* [Task brief] Restate each entry word for word, leaving nothing out.

◇ ◇ ◇ ◇ ◇ ◇ ◇

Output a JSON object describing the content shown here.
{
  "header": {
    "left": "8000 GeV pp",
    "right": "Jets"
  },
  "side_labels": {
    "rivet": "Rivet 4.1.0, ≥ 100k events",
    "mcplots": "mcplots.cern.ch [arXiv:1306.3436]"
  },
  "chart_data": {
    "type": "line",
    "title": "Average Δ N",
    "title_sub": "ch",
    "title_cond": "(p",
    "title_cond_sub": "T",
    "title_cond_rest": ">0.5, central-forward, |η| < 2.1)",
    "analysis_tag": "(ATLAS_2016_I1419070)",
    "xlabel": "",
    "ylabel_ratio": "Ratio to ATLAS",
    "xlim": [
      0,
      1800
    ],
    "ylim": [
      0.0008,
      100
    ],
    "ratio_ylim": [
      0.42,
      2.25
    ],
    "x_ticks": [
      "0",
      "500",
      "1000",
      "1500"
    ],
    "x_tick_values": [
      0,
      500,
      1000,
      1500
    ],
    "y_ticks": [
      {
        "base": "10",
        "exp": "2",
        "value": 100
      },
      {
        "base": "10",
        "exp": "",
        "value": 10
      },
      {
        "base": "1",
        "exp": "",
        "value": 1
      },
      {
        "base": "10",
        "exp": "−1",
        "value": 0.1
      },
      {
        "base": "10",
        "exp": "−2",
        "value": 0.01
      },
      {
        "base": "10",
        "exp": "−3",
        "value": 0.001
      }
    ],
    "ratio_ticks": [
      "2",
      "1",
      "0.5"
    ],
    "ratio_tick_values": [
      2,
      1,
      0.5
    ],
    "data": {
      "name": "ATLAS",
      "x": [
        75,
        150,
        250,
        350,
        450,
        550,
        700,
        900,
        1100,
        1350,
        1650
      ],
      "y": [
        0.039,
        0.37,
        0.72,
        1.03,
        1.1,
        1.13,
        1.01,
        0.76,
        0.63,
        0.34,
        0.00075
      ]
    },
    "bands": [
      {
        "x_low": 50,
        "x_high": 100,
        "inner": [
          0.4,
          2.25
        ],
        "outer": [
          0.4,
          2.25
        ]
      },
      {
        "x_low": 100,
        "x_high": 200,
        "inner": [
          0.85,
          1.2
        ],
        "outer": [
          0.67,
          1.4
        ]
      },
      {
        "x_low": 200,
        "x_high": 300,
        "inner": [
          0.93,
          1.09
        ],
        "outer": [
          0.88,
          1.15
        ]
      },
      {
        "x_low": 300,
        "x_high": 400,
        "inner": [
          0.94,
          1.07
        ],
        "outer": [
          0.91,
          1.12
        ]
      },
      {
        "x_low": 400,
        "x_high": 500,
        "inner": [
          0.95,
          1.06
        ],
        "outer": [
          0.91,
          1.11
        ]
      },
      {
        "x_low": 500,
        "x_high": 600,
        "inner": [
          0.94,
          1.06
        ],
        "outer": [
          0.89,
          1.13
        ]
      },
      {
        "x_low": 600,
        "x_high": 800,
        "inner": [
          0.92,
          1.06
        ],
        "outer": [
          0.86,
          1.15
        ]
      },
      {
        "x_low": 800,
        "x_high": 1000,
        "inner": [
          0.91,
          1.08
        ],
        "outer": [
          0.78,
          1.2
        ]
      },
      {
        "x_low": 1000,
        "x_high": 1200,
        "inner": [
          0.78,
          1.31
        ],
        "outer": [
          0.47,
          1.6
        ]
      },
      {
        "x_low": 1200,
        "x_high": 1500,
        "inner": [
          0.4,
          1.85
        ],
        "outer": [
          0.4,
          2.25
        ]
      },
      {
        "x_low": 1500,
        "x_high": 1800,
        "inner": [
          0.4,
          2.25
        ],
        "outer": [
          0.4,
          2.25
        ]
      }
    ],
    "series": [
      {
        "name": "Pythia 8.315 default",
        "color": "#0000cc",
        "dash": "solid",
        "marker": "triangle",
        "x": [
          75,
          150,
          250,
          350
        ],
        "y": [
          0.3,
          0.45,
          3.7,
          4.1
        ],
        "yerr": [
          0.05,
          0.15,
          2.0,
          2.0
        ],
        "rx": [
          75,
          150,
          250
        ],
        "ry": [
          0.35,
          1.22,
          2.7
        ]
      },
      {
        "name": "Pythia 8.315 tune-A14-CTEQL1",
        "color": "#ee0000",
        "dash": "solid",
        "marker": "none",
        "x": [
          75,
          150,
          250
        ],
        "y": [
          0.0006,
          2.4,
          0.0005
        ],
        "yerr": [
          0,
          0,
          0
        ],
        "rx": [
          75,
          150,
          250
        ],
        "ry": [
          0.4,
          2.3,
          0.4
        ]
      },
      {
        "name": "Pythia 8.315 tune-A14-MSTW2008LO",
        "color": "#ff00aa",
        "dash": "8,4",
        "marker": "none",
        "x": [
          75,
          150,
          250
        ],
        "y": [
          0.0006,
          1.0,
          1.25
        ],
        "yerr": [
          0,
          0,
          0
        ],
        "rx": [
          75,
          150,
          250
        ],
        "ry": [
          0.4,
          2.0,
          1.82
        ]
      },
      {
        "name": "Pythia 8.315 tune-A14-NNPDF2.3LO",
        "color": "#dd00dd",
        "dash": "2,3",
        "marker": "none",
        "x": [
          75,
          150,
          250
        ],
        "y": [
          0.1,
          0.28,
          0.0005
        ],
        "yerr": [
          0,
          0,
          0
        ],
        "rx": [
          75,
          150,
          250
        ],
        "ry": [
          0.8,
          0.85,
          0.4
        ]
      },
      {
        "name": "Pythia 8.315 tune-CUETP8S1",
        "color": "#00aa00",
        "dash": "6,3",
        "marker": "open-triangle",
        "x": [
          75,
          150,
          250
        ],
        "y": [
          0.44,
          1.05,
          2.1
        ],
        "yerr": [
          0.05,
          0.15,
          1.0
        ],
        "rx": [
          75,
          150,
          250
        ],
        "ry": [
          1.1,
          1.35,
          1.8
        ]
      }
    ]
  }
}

◇ ◇ ◇ ◇ ◇ ◇ ◇

* [Answer]
Output a JSON object describing the content shown here.
{
  "header": {
    "left": "8000 GeV pp",
    "right": "Jets"
  },
  "side_labels": {
    "rivet": "Rivet 4.1.0, ≥ 100k events",
    "mcplots": "mcplots.cern.ch [arXiv:1306.3436]"
  },
  "chart_data": {
    "type": "line",
    "title": "Average Δ N",
    "title_sub": "ch",
    "title_cond": "(p",
    "title_cond_sub": "T",
    "title_cond_rest": ">0.5, central-forward, |η| < 2.1)",
    "analysis_tag": "(ATLAS_2016_I1419070)",
    "xlabel": "",
    "ylabel_ratio": "Ratio to ATLAS",
    "xlim": [
      0,
      1800
    ],
    "ylim": [
      0.0008,
      100
    ],
    "ratio_ylim": [
      0.42,
      2.25
    ],
    "x_ticks": [
      "0",
      "500",
      "1000",
      "1500"
    ],
    "x_tick_values": [
      0,
      500,
      1000,
      1500
    ],
    "y_ticks": [
      {
        "base": "10",
        "exp": "2",
        "value": 100
      },
      {
        "base": "10",
        "exp": "",
        "value": 10
      },
      {
        "base": "1",
        "exp": "",
        "value": 1
      },
      {
        "base": "10",
        "exp": "−1",
        "value": 0.1
      },
      {
        "base": "10",
        "exp": "−2",
        "value": 0.01
      },
      {
        "base": "10",
        "exp": "−3",
        "value": 0.001
      }
    ],
    "ratio_ticks": [
      "2",
      "1",
      "0.5"
    ],
    "ratio_tick_values": [
      2,
      1,
      0.5
    ],
    "data": {
      "name": "ATLAS",
      "x": [
        75,
        150,
        250,
        350,
        450,
        550,
        700,
        900,
        1100,
        1350,
        1650
      ],
      "y": [
        0.039,
        0.37,
        0.72,
        1.03,
        1.1,
        1.13,
        1.01,
        0.76,
        0.63,
        0.34,
        0.00075
      ]
    },
    "bands": [
      {
        "x_low": 50,
        "x_high": 100,
        "inner": [
          0.4,
          2.25
        ],
        "outer": [
          0.4,
          2.25
        ]
      },
      {
        "x_low": 100,
        "x_high": 200,
        "inner": [
          0.85,
          1.2
        ],
        "outer": [
          0.67,
          1.4
        ]
      },
      {
        "x_low": 200,
        "x_high": 300,
        "inner": [
          0.93,
          1.09
        ],
        "outer": [
          0.88,
          1.15
        ]
      },
      {
        "x_low": 300,
        "x_high": 400,
        "inner": [
          0.94,
          1.07
        ],
        "outer": [
          0.91,
          1.12
        ]
      },
      {
        "x_low": 400,
        "x_high": 500,
        "inner": [
          0.95,
          1.06
        ],
        "outer": [
          0.91,
          1.11
        ]
      },
      {
        "x_low": 500,
        "x_high": 600,
        "inner": [
          0.94,
          1.06
        ],
        "outer": [
          0.89,
          1.13
        ]
      },
      {
        "x_low": 600,
        "x_high": 800,
        "inner": [
          0.92,
          1.06
        ],
        "outer": [
          0.86,
          1.15
        ]
      },
      {
        "x_low": 800,
        "x_high": 1000,
        "inner": [
          0.91,
          1.08
        ],
        "outer": [
          0.78,
          1.2
        ]
      },
      {
        "x_low": 1000,
        "x_high": 1200,
        "inner": [
          0.78,
          1.31
        ],
        "outer": [
          0.47,
          1.6
        ]
      },
      {
        "x_low": 1200,
        "x_high": 1500,
        "inner": [
          0.4,
          1.85
        ],
        "outer": [
          0.4,
          2.25
        ]
      },
      {
        "x_low": 1500,
        "x_high": 1800,
        "inner": [
          0.4,
          2.25
        ],
        "outer": [
          0.4,
          2.25
        ]
      }
    ],
    "series": [
      {
        "name": "Pythia 8.315 default",
        "color": "#0000cc",
        "dash": "solid",
        "marker": "triangle",
        "x": [
          75,
          150,
          250,
          350
        ],
        "y": [
          0.3,
          0.45,
          3.7,
          4.1
        ],
        "yerr": [
          0.05,
          0.15,
          2.0,
          2.0
        ],
        "rx": [
          75,
          150,
          250
        ],
        "ry": [
          0.35,
          1.22,
          2.7
        ]
      },
      {
        "name": "Pythia 8.315 tune-A14-CTEQL1",
        "color": "#ee0000",
        "dash": "solid",
        "marker": "none",
        "x": [
          75,
          150,
          250
        ],
        "y": [
          0.0006,
          2.4,
          0.0005
        ],
        "yerr": [
          0,
          0,
          0
        ],
        "rx": [
          75,
          150,
          250
        ],
        "ry": [
          0.4,
          2.3,
          0.4
        ]
      },
      {
        "name": "Pythia 8.315 tune-A14-MSTW2008LO",
        "color": "#ff00aa",
        "dash": "8,4",
        "marker": "none",
        "x": [
          75,
          150,
          250
        ],
        "y": [
          0.0006,
          1.0,
          1.25
        ],
        "yerr": [
          0,
          0,
          0
        ],
        "rx": [
          75,
          150,
          250
        ],
        "ry": [
          0.4,
          2.0,
          1.82
        ]
      },
      {
        "name": "Pythia 8.315 tune-A14-NNPDF2.3LO",
        "color": "#dd00dd",
        "dash": "2,3",
        "marker": "none",
        "x": [
          75,
          150,
          250
        ],
        "y": [
          0.1,
          0.28,
          0.0005
        ],
        "yerr": [
          0,
          0,
          0
        ],
        "rx": [
          75,
          150,
          250
        ],
        "ry": [
          0.8,
          0.85,
          0.4
        ]
      },
      {
        "name": "Pythia 8.315 tune-CUETP8S1",
        "color": "#00aa00",
        "dash": "6,3",
        "marker": "open-triangle",
        "x": [
          75,
          150,
          250
        ],
        "y": [
          0.44,
          1.05,
          2.1
        ],
        "yerr": [
          0.05,
          0.15,
          1.0
        ],
        "rx": [
          75,
          150,
          250
        ],
        "ry": [
          1.1,
          1.35,
          1.8
        ]
      }
    ]
  }
}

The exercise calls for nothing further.